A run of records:
____________________

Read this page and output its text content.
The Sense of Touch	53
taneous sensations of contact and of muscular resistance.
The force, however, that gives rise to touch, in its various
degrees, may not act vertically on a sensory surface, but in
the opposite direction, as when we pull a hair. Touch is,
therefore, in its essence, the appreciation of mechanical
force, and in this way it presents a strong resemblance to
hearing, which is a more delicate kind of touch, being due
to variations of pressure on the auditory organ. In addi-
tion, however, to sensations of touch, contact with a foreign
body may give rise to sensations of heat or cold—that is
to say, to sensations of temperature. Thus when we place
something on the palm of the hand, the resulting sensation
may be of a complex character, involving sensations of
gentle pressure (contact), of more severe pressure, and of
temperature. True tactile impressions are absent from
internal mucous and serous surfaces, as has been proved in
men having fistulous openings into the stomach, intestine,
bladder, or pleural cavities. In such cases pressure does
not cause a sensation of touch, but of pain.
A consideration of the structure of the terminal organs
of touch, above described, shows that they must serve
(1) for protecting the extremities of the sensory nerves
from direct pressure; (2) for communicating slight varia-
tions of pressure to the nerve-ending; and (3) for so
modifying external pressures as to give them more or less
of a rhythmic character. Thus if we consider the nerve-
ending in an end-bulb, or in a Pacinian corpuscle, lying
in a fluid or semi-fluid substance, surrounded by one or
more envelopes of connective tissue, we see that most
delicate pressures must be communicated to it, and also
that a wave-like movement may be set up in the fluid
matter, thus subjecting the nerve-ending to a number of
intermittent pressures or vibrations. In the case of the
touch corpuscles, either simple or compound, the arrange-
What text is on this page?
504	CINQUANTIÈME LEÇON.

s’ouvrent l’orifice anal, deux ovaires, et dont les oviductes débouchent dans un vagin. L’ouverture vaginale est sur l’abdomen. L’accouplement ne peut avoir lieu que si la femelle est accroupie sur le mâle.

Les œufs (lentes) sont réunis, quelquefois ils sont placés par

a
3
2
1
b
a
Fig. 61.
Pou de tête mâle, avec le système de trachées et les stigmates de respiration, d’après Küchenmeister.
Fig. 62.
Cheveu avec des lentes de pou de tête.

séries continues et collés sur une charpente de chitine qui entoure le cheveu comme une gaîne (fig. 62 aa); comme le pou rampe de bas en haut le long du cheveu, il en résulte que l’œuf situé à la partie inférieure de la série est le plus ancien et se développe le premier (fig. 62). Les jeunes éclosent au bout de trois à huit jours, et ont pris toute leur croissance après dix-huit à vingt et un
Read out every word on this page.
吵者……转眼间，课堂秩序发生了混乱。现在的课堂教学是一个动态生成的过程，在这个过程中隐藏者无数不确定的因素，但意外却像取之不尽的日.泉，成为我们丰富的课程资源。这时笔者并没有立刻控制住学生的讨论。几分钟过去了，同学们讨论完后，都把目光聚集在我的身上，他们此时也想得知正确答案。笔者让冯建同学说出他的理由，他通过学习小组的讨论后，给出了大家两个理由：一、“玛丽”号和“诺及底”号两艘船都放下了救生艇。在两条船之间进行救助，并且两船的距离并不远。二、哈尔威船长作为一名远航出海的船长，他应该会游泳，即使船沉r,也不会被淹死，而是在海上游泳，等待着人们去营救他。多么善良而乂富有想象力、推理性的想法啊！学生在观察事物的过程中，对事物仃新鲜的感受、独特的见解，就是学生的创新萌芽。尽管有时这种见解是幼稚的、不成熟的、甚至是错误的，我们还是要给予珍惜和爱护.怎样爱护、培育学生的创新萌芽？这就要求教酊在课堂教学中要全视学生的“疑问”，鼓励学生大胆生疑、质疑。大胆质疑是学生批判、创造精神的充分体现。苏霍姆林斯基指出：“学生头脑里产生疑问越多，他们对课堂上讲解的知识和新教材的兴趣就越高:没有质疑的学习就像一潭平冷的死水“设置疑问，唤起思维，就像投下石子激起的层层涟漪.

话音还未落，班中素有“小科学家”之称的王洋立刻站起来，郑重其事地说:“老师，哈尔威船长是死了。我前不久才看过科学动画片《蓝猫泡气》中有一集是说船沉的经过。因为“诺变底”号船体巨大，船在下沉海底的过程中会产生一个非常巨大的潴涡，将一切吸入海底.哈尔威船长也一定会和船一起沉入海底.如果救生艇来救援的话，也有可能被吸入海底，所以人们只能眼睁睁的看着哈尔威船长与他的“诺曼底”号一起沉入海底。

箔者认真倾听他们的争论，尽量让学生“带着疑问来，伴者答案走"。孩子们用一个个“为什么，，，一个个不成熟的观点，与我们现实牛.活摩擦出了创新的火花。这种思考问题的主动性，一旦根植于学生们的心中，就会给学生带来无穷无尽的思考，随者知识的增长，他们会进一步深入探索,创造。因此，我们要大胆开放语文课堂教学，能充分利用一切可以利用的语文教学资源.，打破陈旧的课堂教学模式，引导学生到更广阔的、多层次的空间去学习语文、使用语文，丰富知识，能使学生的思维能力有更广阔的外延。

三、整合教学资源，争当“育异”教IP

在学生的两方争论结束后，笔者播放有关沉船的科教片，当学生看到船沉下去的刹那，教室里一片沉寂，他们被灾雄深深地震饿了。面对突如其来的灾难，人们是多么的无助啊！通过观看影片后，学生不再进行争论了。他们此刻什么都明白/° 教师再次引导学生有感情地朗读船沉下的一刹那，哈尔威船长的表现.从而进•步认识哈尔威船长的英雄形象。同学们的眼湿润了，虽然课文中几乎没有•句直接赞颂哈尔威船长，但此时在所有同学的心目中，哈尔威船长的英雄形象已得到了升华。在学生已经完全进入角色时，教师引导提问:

____________________

WHAT IS REQUIRED:
All entries must be repeated verbatim.

COMPLETED TASK:
Read this page and output its text content.
The Sense of Touch	53
taneous sensations of contact and of muscular resistance.
The force, however, that gives rise to touch, in its various
degrees, may not act vertically on a sensory surface, but in
the opposite direction, as when we pull a hair. Touch is,
therefore, in its essence, the appreciation of mechanical
force, and in this way it presents a strong resemblance to
hearing, which is a more delicate kind of touch, being due
to variations of pressure on the auditory organ. In addi-
tion, however, to sensations of touch, contact with a foreign
body may give rise to sensations of heat or cold—that is
to say, to sensations of temperature. Thus when we place
something on the palm of the hand, the resulting sensation
may be of a complex character, involving sensations of
gentle pressure (contact), of more severe pressure, and of
temperature. True tactile impressions are absent from
internal mucous and serous surfaces, as has been proved in
men having fistulous openings into the stomach, intestine,
bladder, or pleural cavities. In such cases pressure does
not cause a sensation of touch, but of pain.
A consideration of the structure of the terminal organs
of touch, above described, shows that they must serve
(1) for protecting the extremities of the sensory nerves
from direct pressure; (2) for communicating slight varia-
tions of pressure to the nerve-ending; and (3) for so
modifying external pressures as to give them more or less
of a rhythmic character. Thus if we consider the nerve-
ending in an end-bulb, or in a Pacinian corpuscle, lying
in a fluid or semi-fluid substance, surrounded by one or
more envelopes of connective tissue, we see that most
delicate pressures must be communicated to it, and also
that a wave-like movement may be set up in the fluid
matter, thus subjecting the nerve-ending to a number of
intermittent pressures or vibrations. In the case of the
touch corpuscles, either simple or compound, the arrange-
What text is on this page?
504	CINQUANTIÈME LEÇON.

s’ouvrent l’orifice anal, deux ovaires, et dont les oviductes débouchent dans un vagin. L’ouverture vaginale est sur l’abdomen. L’accouplement ne peut avoir lieu que si la femelle est accroupie sur le mâle.

Les œufs (lentes) sont réunis, quelquefois ils sont placés par

a
3
2
1
b
a
Fig. 61.
Pou de tête mâle, avec le système de trachées et les stigmates de respiration, d’après Küchenmeister.
Fig. 62.
Cheveu avec des lentes de pou de tête.

séries continues et collés sur une charpente de chitine qui entoure le cheveu comme une gaîne (fig. 62 aa); comme le pou rampe de bas en haut le long du cheveu, il en résulte que l’œuf situé à la partie inférieure de la série est le plus ancien et se développe le premier (fig. 62). Les jeunes éclosent au bout de trois à huit jours, et ont pris toute leur croissance après dix-huit à vingt et un
Read out every word on this page.
吵者……转眼间，课堂秩序发生了混乱。现在的课堂教学是一个动态生成的过程，在这个过程中隐藏者无数不确定的因素，但意外却像取之不尽的日.泉，成为我们丰富的课程资源。这时笔者并没有立刻控制住学生的讨论。几分钟过去了，同学们讨论完后，都把目光聚集在我的身上，他们此时也想得知正确答案。笔者让冯建同学说出他的理由，他通过学习小组的讨论后，给出了大家两个理由：一、“玛丽”号和“诺及底”号两艘船都放下了救生艇。在两条船之间进行救助，并且两船的距离并不远。二、哈尔威船长作为一名远航出海的船长，他应该会游泳，即使船沉r,也不会被淹死，而是在海上游泳，等待着人们去营救他。多么善良而乂富有想象力、推理性的想法啊！学生在观察事物的过程中，对事物仃新鲜的感受、独特的见解，就是学生的创新萌芽。尽管有时这种见解是幼稚的、不成熟的、甚至是错误的，我们还是要给予珍惜和爱护.怎样爱护、培育学生的创新萌芽？这就要求教酊在课堂教学中要全视学生的“疑问”，鼓励学生大胆生疑、质疑。大胆质疑是学生批判、创造精神的充分体现。苏霍姆林斯基指出：“学生头脑里产生疑问越多，他们对课堂上讲解的知识和新教材的兴趣就越高:没有质疑的学习就像一潭平冷的死水“设置疑问，唤起思维，就像投下石子激起的层层涟漪.

话音还未落，班中素有“小科学家”之称的王洋立刻站起来，郑重其事地说:“老师，哈尔威船长是死了。我前不久才看过科学动画片《蓝猫泡气》中有一集是说船沉的经过。因为“诺变底”号船体巨大，船在下沉海底的过程中会产生一个非常巨大的潴涡，将一切吸入海底.哈尔威船长也一定会和船一起沉入海底.如果救生艇来救援的话，也有可能被吸入海底，所以人们只能眼睁睁的看着哈尔威船长与他的“诺曼底”号一起沉入海底。

箔者认真倾听他们的争论，尽量让学生“带着疑问来，伴者答案走"。孩子们用一个个“为什么，，，一个个不成熟的观点，与我们现实牛.活摩擦出了创新的火花。这种思考问题的主动性，一旦根植于学生们的心中，就会给学生带来无穷无尽的思考，随者知识的增长，他们会进一步深入探索,创造。因此，我们要大胆开放语文课堂教学，能充分利用一切可以利用的语文教学资源.，打破陈旧的课堂教学模式，引导学生到更广阔的、多层次的空间去学习语文、使用语文，丰富知识，能使学生的思维能力有更广阔的外延。

三、整合教学资源，争当“育异”教IP

在学生的两方争论结束后，笔者播放有关沉船的科教片，当学生看到船沉下去的刹那，教室里一片沉寂，他们被灾雄深深地震饿了。面对突如其来的灾难，人们是多么的无助啊！通过观看影片后，学生不再进行争论了。他们此刻什么都明白/° 教师再次引导学生有感情地朗读船沉下的一刹那，哈尔威船长的表现.从而进•步认识哈尔威船长的英雄形象。同学们的眼湿润了，虽然课文中几乎没有•句直接赞颂哈尔威船长，但此时在所有同学的心目中，哈尔威船长的英雄形象已得到了升华。在学生已经完全进入角色时，教师引导提问:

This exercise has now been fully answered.